Work to complete:
A. Answer these questions from the article on SpiceJet's payment to Kalanithi Maran, one line each:
(i) How much did SpiceJet pay on September 11?
(ii) What cause did SpiceJet give for the payments being slightly late?
(iii) On what date does the matter next come up for hearing?
B. List every amount stated in Indian rupees in the article on SpiceJet's payment to Kalanithi Maran, in order of first appearance.
C. Extend the article on SpiceJet's payment to Kalanithi Maran, picking up after its last sentence.
Start of Page extract
SpiceJet (SG, Delhi International) has abided by a court-imposed ruling to pay INR1 billion Indian rupees (USD12.1 million) to the carrier's former majority owner, Kalanithi Maran. The payment was made in two tranches earlier this week, finalising on September 12, two days after the September 10 deadline laid down by Delhi High Court.

The low-cost carrier and its current majority owner and promoter, Ajay Singh, was ordered in August to make the payment, which comprises less than one-third of the INR3.8 billion (USD45.8 million) owed to Maran and his associated corporate entity, KAL Airways. SpiceJet paid INR775 million (USD9.3 million) on September 11 and INR225 million (USD2.8 million) the following day.

During an August 24 hearing, SpiceJet was told to make the INR1 billion payment by September 10 or risk asset seizure. In court on September 11, one day after the deadline had passed, the court gave SpiceJet 24 hours to complete the process. SpiceJet said the payments were slightly late due to bank holidays in India on September 9 and 10.

The debt to Maran and KAL Airways relates to the 2015 majority ownership transfer between Maran and Singh. Warrants and preference shares promised to Maran did not materialise. The INR3.8 billion owed, now reduced to INR2.8 billion (USD33.7 million), comes from compounding interest on the (now settled) original debt. In late July, after a series of court challenges and ignored deadlines, the Delhi High Court ordered payment in full. The matter next comes up for hearing on October 3.
End of Page extract
Start of Information provided
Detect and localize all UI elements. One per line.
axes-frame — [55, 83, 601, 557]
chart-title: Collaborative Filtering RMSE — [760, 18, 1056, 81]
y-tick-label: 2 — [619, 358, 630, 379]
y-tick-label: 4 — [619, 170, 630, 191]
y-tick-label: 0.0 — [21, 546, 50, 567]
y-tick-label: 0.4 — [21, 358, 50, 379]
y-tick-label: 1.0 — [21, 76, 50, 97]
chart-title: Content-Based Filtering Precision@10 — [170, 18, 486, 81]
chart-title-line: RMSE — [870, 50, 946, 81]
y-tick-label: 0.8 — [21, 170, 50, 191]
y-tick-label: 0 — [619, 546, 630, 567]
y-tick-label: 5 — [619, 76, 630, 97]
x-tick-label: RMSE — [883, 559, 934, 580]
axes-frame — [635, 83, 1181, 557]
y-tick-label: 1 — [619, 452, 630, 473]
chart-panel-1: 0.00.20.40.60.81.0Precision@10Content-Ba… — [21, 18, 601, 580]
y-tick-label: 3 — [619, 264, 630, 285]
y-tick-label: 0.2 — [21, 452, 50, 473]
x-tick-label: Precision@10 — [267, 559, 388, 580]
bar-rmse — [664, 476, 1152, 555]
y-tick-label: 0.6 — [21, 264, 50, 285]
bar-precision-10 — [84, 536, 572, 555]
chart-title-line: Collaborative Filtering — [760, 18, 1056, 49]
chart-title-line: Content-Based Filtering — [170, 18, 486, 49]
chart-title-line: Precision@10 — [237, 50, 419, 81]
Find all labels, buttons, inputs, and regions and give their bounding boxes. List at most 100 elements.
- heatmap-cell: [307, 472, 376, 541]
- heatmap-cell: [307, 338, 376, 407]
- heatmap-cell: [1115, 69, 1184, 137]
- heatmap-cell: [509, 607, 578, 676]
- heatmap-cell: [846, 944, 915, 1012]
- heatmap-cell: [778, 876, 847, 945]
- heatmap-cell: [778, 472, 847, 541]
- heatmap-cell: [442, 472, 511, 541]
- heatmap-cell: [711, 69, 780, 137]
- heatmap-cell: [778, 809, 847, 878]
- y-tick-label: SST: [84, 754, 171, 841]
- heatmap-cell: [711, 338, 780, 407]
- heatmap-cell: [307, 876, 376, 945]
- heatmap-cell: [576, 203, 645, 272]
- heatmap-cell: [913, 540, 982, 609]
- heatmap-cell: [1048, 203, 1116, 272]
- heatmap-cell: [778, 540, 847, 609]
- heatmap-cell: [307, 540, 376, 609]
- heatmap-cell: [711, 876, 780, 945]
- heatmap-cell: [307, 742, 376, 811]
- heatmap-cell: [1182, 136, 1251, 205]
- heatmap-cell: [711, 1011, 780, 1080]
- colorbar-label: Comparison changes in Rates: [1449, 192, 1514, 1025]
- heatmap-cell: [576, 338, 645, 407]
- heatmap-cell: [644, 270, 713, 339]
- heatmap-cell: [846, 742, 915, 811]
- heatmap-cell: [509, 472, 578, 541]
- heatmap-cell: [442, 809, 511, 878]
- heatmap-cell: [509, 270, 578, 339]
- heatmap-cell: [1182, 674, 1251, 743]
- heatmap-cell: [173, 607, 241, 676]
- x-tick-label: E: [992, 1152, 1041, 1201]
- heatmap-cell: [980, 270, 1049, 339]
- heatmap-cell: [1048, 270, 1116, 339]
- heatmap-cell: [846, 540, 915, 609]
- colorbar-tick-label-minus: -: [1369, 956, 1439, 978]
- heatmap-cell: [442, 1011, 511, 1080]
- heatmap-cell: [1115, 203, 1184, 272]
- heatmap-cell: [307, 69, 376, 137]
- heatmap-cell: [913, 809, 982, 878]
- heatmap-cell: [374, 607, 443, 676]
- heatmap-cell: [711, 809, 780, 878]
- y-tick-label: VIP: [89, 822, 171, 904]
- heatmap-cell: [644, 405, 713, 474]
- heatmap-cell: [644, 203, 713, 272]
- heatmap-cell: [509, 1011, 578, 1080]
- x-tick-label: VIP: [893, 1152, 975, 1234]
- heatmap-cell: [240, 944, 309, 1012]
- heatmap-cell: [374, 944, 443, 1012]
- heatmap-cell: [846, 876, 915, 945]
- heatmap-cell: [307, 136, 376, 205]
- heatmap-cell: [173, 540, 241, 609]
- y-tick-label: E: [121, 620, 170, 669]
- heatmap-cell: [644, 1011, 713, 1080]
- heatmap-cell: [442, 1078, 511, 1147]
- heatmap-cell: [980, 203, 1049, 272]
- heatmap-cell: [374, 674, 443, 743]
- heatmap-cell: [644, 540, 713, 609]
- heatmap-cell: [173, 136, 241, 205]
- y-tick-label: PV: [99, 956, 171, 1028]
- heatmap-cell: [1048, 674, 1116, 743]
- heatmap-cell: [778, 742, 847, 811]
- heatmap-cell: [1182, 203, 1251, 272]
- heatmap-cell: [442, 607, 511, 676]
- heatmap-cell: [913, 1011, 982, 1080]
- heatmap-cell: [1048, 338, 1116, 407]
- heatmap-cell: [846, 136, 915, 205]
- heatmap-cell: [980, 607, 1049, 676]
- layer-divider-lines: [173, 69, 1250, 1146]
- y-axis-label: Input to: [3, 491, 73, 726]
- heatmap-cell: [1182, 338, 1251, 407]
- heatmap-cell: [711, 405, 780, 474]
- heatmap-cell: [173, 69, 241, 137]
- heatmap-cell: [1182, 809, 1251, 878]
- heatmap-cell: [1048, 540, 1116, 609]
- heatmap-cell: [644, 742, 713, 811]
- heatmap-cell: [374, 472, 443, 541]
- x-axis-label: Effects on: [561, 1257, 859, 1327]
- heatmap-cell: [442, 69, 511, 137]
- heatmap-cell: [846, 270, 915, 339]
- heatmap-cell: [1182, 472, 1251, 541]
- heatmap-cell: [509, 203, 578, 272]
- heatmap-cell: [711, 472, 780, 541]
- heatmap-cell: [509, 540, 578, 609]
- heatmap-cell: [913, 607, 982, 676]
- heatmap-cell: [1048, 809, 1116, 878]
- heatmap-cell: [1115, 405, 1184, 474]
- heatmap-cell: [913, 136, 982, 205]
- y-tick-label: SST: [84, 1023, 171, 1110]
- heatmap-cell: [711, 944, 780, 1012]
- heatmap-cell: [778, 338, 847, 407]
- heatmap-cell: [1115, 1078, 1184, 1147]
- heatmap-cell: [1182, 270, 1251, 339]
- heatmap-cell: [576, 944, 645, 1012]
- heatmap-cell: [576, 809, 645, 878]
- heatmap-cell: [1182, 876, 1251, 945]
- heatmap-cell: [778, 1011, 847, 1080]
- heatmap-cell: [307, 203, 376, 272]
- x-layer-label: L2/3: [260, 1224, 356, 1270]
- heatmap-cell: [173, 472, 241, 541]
End of Information provided
Answers provided:
A.
(i) INR775 million (USD9.3 million)
(ii) Bank holidays in India on September 9 and 10
(iii) October 3

B.
INR1 billion
INR3.8 billion
INR775 million
INR225 million
INR2.8 billion

C.
Separately, SpiceJet confirmed that it will abide by an order made by the same court on September 11 to pay Credit Suisse AG USD1.5 million by September 22. “SpiceJet acknowledges the legal process and is committed to complying with all court directives and obligations in the Credit Suisse case and will make the payment of USD1.5 million as per the court directive," a SpiceJet spokesperson said in a statement. The airline later said it remitted full payment on September 14.

The court had warned Singh, who was required to appear in person this week, that he would go to jail if the payment was not made. As of March, SpiceJet owed Credit Suisse USD6.5 million in relation to an MRO contract last decade. In addition to seeking payment, the financial institution has attempted to have contempt charges imposed on Singh after SpiceJet ignored an earlier series of court orders and repayment agreements.